- REQUIREMENT
Return every record verbatim.
◇ ◇ ◇
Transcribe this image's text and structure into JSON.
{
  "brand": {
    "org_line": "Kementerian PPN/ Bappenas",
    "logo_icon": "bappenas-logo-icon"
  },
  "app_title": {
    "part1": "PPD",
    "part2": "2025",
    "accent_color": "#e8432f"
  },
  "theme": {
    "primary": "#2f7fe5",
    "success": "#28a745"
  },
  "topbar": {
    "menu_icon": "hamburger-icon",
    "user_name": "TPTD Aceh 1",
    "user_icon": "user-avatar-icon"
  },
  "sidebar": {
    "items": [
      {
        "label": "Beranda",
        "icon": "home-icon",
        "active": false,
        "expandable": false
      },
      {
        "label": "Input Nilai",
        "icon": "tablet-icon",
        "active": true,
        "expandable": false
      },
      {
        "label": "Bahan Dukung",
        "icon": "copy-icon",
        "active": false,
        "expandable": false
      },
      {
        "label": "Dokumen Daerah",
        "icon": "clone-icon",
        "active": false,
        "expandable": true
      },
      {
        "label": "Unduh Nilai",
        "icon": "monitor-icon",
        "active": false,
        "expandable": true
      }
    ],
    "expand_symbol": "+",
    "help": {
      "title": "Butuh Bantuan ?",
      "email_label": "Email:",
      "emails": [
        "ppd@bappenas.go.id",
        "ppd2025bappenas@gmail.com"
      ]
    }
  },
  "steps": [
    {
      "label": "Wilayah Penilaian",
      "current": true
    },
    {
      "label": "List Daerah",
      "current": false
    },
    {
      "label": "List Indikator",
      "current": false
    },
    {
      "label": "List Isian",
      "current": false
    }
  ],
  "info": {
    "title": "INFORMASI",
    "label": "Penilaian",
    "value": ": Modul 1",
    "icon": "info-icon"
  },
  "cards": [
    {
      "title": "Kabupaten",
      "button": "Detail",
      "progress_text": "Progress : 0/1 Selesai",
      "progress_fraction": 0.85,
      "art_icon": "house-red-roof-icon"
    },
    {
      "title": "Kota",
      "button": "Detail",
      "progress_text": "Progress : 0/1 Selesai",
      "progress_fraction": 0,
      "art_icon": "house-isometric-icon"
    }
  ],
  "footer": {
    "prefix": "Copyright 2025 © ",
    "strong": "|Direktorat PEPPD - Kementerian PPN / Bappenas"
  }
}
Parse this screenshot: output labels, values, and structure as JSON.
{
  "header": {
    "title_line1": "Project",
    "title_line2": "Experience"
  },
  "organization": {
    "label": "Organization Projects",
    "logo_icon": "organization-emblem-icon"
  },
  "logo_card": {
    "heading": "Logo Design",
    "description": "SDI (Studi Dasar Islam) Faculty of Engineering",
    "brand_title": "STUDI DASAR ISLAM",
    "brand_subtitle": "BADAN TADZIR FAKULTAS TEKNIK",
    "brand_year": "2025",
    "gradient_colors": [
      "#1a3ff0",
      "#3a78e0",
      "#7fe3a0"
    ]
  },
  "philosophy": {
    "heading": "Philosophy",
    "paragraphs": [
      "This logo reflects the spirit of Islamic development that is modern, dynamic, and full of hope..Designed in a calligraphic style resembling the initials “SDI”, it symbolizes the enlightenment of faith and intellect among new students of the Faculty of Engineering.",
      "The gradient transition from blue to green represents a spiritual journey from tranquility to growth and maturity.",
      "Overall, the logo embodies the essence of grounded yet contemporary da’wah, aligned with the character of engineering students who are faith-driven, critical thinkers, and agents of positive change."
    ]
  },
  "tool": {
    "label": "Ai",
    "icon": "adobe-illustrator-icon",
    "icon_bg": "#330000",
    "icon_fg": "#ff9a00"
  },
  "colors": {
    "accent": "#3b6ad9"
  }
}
◇ ◇ ◇
- EXERCISE RESULT
Transcribe this image's text and structure into JSON.
{
  "brand": {
    "org_line": "Kementerian PPN/ Bappenas",
    "logo_icon": "bappenas-logo-icon"
  },
  "app_title": {
    "part1": "PPD",
    "part2": "2025",
    "accent_color": "#e8432f"
  },
  "theme": {
    "primary": "#2f7fe5",
    "success": "#28a745"
  },
  "topbar": {
    "menu_icon": "hamburger-icon",
    "user_name": "TPTD Aceh 1",
    "user_icon": "user-avatar-icon"
  },
  "sidebar": {
    "items": [
      {
        "label": "Beranda",
        "icon": "home-icon",
        "active": false,
        "expandable": false
      },
      {
        "label": "Input Nilai",
        "icon": "tablet-icon",
        "active": true,
        "expandable": false
      },
      {
        "label": "Bahan Dukung",
        "icon": "copy-icon",
        "active": false,
        "expandable": false
      },
      {
        "label": "Dokumen Daerah",
        "icon": "clone-icon",
        "active": false,
        "expandable": true
      },
      {
        "label": "Unduh Nilai",
        "icon": "monitor-icon",
        "active": false,
        "expandable": true
      }
    ],
    "expand_symbol": "+",
    "help": {
      "title": "Butuh Bantuan ?",
      "email_label": "Email:",
      "emails": [
        "ppd@bappenas.go.id",
        "ppd2025bappenas@gmail.com"
      ]
    }
  },
  "steps": [
    {
      "label": "Wilayah Penilaian",
      "current": true
    },
    {
      "label": "List Daerah",
      "current": false
    },
    {
      "label": "List Indikator",
      "current": false
    },
    {
      "label": "List Isian",
      "current": false
    }
  ],
  "info": {
    "title": "INFORMASI",
    "label": "Penilaian",
    "value": ": Modul 1",
    "icon": "info-icon"
  },
  "cards": [
    {
      "title": "Kabupaten",
      "button": "Detail",
      "progress_text": "Progress : 0/1 Selesai",
      "progress_fraction": 0.85,
      "art_icon": "house-red-roof-icon"
    },
    {
      "title": "Kota",
      "button": "Detail",
      "progress_text": "Progress : 0/1 Selesai",
      "progress_fraction": 0,
      "art_icon": "house-isometric-icon"
    }
  ],
  "footer": {
    "prefix": "Copyright 2025 © ",
    "strong": "|Direktorat PEPPD - Kementerian PPN / Bappenas"
  }
}
Parse this screenshot: output labels, values, and structure as JSON.
{
  "header": {
    "title_line1": "Project",
    "title_line2": "Experience"
  },
  "organization": {
    "label": "Organization Projects",
    "logo_icon": "organization-emblem-icon"
  },
  "logo_card": {
    "heading": "Logo Design",
    "description": "SDI (Studi Dasar Islam) Faculty of Engineering",
    "brand_title": "STUDI DASAR ISLAM",
    "brand_subtitle": "BADAN TADZIR FAKULTAS TEKNIK",
    "brand_year": "2025",
    "gradient_colors": [
      "#1a3ff0",
      "#3a78e0",
      "#7fe3a0"
    ]
  },
  "philosophy": {
    "heading": "Philosophy",
    "paragraphs": [
      "This logo reflects the spirit of Islamic development that is modern, dynamic, and full of hope..Designed in a calligraphic style resembling the initials “SDI”, it symbolizes the enlightenment of faith and intellect among new students of the Faculty of Engineering.",
      "The gradient transition from blue to green represents a spiritual journey from tranquility to growth and maturity.",
      "Overall, the logo embodies the essence of grounded yet contemporary da’wah, aligned with the character of engineering students who are faith-driven, critical thinkers, and agents of positive change."
    ]
  },
  "tool": {
    "label": "Ai",
    "icon": "adobe-illustrator-icon",
    "icon_bg": "#330000",
    "icon_fg": "#ff9a00"
  },
  "colors": {
    "accent": "#3b6ad9"
  }
}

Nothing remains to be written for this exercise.